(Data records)
━━━━

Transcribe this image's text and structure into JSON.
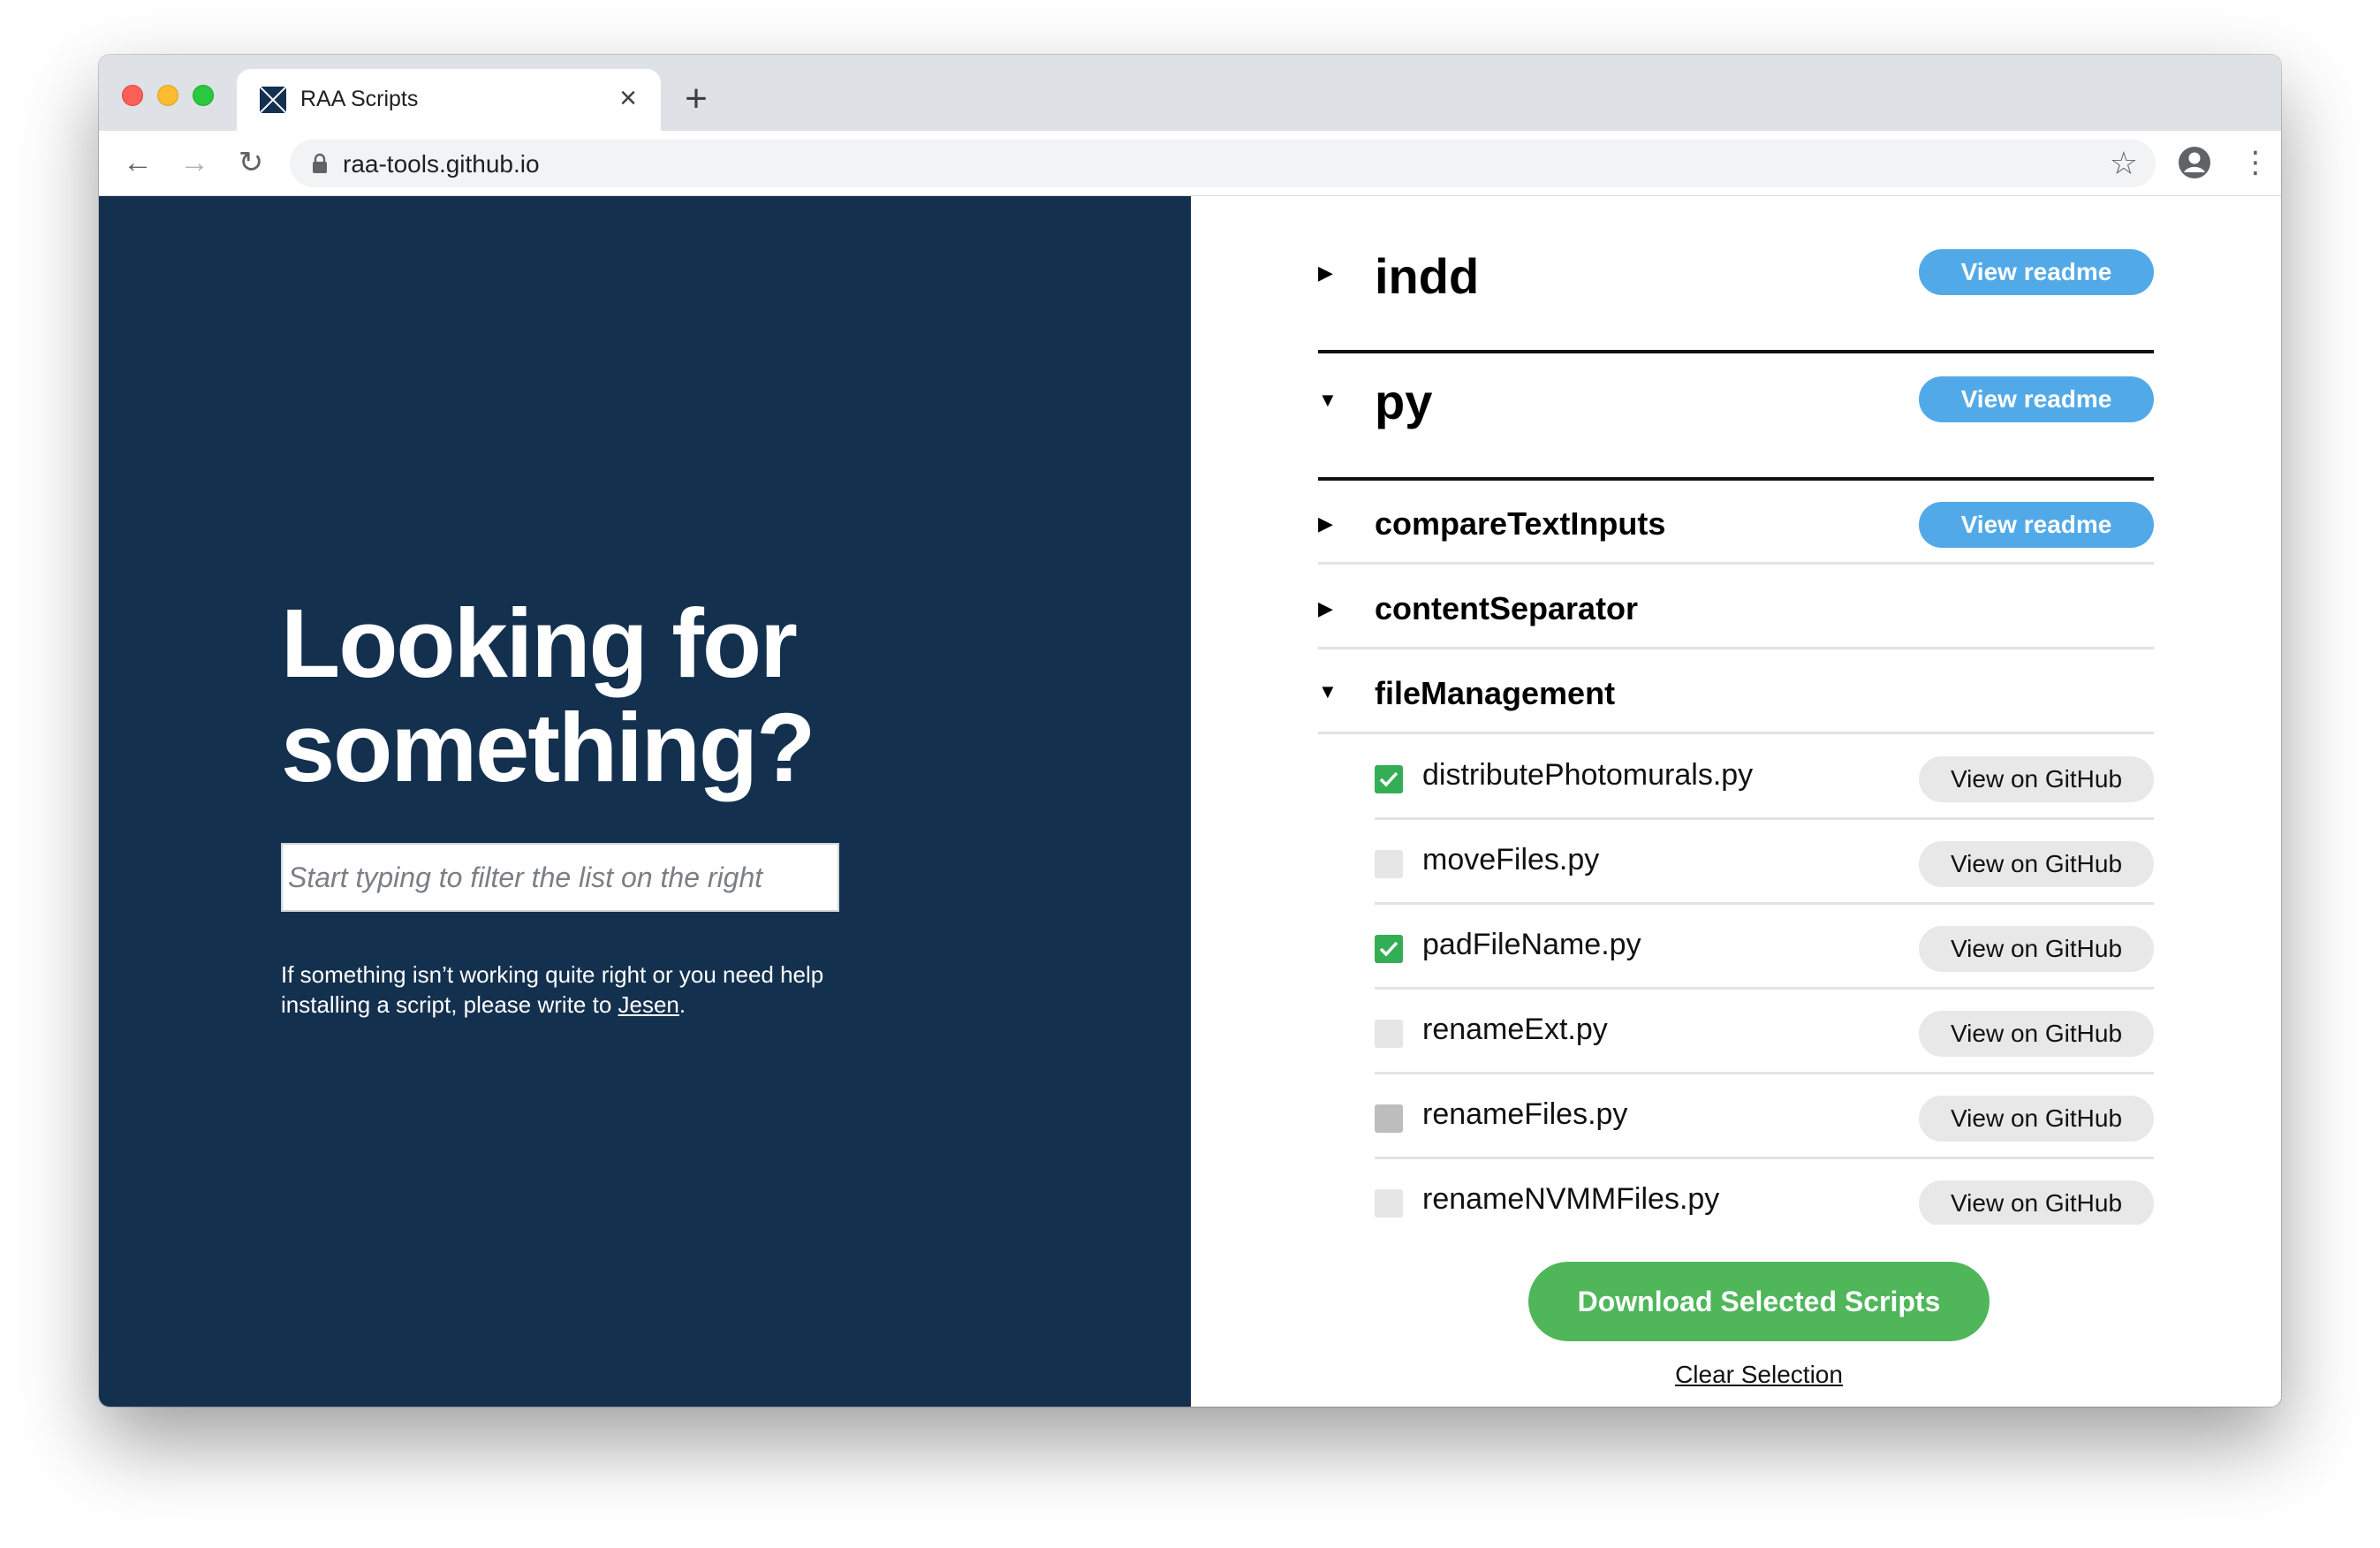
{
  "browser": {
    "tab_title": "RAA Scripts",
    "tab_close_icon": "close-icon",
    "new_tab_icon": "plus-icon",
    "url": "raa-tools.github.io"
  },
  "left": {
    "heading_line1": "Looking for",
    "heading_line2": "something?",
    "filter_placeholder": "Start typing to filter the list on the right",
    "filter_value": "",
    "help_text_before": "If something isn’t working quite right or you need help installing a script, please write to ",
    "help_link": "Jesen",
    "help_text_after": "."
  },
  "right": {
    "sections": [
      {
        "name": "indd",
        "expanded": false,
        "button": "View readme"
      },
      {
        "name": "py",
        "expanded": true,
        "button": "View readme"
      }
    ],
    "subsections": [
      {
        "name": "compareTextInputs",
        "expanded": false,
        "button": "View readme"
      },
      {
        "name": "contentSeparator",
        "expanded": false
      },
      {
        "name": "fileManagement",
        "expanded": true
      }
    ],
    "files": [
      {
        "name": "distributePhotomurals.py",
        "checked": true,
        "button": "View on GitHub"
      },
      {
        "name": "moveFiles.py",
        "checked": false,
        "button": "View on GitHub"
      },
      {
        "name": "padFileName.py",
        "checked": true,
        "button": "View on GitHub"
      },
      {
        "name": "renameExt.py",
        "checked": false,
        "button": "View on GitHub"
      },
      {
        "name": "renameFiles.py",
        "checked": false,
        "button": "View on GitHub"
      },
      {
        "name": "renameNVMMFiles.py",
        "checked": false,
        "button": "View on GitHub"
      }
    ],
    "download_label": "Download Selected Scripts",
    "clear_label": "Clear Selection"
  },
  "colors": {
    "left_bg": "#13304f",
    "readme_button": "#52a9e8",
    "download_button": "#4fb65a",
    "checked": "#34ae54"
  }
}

━━━━

> _GIVEN REQUEST_
All of the data above should be transcribed verbatim, with pictures omitted.

> _SOLUTION TO THE EXERCISE_
Transcribe this image's text and structure into JSON.
{
  "browser": {
    "tab_title": "RAA Scripts",
    "tab_close_icon": "close-icon",
    "new_tab_icon": "plus-icon",
    "url": "raa-tools.github.io"
  },
  "left": {
    "heading_line1": "Looking for",
    "heading_line2": "something?",
    "filter_placeholder": "Start typing to filter the list on the right",
    "filter_value": "",
    "help_text_before": "If something isn’t working quite right or you need help installing a script, please write to ",
    "help_link": "Jesen",
    "help_text_after": "."
  },
  "right": {
    "sections": [
      {
        "name": "indd",
        "expanded": false,
        "button": "View readme"
      },
      {
        "name": "py",
        "expanded": true,
        "button": "View readme"
      }
    ],
    "subsections": [
      {
        "name": "compareTextInputs",
        "expanded": false,
        "button": "View readme"
      },
      {
        "name": "contentSeparator",
        "expanded": false
      },
      {
        "name": "fileManagement",
        "expanded": true
      }
    ],
    "files": [
      {
        "name": "distributePhotomurals.py",
        "checked": true,
        "button": "View on GitHub"
      },
      {
        "name": "moveFiles.py",
        "checked": false,
        "button": "View on GitHub"
      },
      {
        "name": "padFileName.py",
        "checked": true,
        "button": "View on GitHub"
      },
      {
        "name": "renameExt.py",
        "checked": false,
        "button": "View on GitHub"
      },
      {
        "name": "renameFiles.py",
        "checked": false,
        "button": "View on GitHub"
      },
      {
        "name": "renameNVMMFiles.py",
        "checked": false,
        "button": "View on GitHub"
      }
    ],
    "download_label": "Download Selected Scripts",
    "clear_label": "Clear Selection"
  },
  "colors": {
    "left_bg": "#13304f",
    "readme_button": "#52a9e8",
    "download_button": "#4fb65a",
    "checked": "#34ae54"
  }
}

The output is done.